Top of TEXT EXCERPT
There were six articles tied to the board, and I scented one of the tied down metal articles. I sent Micah to the board. After some hesitation, he started sniffing and then, just as he had done with the tins, he indicated the correct article by pushing it with his nose, and placing his foot on it. I ran to the board and rewarded him for his find. I was thrilled. Now I had a dog that was indicating odor, regardless of the object, and not concerned about the retrieve. Perhaps he could really understand what this exercise was all about.
I played with the tie-down board for a couple of days, rotating the board between sends, watching, fascinated, as Micah got faster and faster at indicating the article that I had scented. On the third day, I was convinced that Micah understood that he was finding the scented article. It was now time to get him to retrieve the object after he located it.
Part II: Finding odor and retrieving
With five articles tied tightly to the article board, I used a shoe lace to tie down the correct article. Just as before, when Micah indicated the correct article, I went to him, gave him a treat, and then equally quickly, untied the article and told him to pick it up. He did, and after I took it from him, I rewarded him with another treat. After a few attempts with a metal article, I tried the same process with a leather article. The transition was quite smooth (Photos 11-13).
Photo 11: Micah indicates the correct tied article.
Photo 12: I move in and reward him for finding the article and untie the article.
Photo 13: Micah gets rewarded for retrieving the right article. This is the first time that the retrieve has been part of the game.
Bottom of TEXT EXCERPT
Top of ENTRIES SUPPLIED
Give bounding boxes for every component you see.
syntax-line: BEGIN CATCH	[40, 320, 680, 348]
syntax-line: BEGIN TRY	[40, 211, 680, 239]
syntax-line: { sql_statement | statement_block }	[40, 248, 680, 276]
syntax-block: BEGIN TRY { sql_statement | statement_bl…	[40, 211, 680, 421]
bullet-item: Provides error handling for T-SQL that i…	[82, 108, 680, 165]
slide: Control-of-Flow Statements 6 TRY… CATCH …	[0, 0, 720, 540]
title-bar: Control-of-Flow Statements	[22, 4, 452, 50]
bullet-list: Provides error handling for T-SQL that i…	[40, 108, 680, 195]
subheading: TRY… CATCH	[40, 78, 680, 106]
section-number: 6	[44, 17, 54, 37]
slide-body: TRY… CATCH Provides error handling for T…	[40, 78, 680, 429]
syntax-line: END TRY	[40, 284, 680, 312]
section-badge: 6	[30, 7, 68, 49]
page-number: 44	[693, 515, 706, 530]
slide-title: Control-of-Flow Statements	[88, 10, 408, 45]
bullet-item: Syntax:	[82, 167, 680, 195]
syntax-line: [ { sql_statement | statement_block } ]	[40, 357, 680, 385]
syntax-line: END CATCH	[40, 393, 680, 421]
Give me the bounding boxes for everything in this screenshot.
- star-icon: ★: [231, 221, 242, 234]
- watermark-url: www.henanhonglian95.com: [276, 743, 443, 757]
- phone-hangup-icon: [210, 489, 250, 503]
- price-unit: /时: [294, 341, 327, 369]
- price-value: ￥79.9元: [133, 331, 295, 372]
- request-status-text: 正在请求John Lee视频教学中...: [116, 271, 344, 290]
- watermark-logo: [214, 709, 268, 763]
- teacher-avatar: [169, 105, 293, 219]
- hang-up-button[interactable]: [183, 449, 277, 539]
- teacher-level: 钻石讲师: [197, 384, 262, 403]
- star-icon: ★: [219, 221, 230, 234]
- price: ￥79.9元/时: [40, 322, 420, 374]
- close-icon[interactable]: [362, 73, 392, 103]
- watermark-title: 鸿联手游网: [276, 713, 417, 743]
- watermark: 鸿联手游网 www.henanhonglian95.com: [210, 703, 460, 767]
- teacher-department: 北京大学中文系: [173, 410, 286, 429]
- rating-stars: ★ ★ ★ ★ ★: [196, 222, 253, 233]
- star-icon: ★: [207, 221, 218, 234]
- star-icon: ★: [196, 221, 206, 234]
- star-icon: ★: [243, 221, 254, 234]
Bottom of ENTRIES SUPPLIED
:: ACTIVITIES ::
1 – In the scent-article training text, why was the narrator thrilled after Micah pushed the tied-down metal article with his nose and put his foot on it? Answer in one to three sentences.
2 – Answer these from the scent-article training text:
(a) How many articles were tied to the board when Micah first indicated the scented metal article?
(b) What did the narrator use to tie down the correct article in Part II?
(c) After a few attempts with a metal article, what kind of article did the narrator try next?
3 – Continue the scent-article training text after its last sentence.
You won't need the records for these tasks.

:: RESULTS ::
1 – The narrator now had a dog that indicated odor no matter what the object was and wasn't concerned about the retrieve. This suggested that Micah might really understand what the exercise was about.

2 –
(a) Six.
(b) A shoe lace.
(c) A leather article.

3 –
Getting Micah to pick up the article was simply chaining two behaviors. I simply stopped tying the correct article down, and as soon as he indicated the article, I told him to “fetch.” Traditionally, telling a dog to “fetch” as he hesitates over the correct article can cause problems. However, in Micah’s experience, he had never picked up a wrong article; he had simply not picked them up at all. So, after a few repetitions, he automatically started picking up the scented article and I stopped giving him the additional command (Photo 14).
Photo 14: It did not take much time before he was retrieving the article as soon as he found it.
I chose to untie the articles from the board, and tie them together in pairs. I was concerned that he had never tried to pick up a wrong article. If he did, I wanted it to be obvious to him that it was incorrect. As I expected, Micah had a bad day. It was as if he discovered that all the articles were loose, and wondered if it really mattered which one he picked up. I simply told him “no,” and took the wrong article from him, and pointed to the right one. After very few repetitions, he returned to scenting, much more quickly than I have ever had a dog work through this problem that has learned the exercise as a more traditional retrieve.
After about seven days of having the articles tied together, my curiosity got the best of me. I put four loose articles in a pile. Micah continued to scent and successfully retrieve the correct article. The whole process was amazing to me. In the end, I had a dog that had learned the scent article exercise in 28 training days. Certainly this was weeks faster than any other dog I have ever taught the exercise.
It has been years since I used this technique to teach Scent Articles to Micah. Since that time, I have helped a many people start the exercise with Christmas cookie tins, focusing on finding odor rather than retrieving. The results have convinced me that finding odor should be separate from the retrieve, and I intend to continue to teach the exercise with this different approach.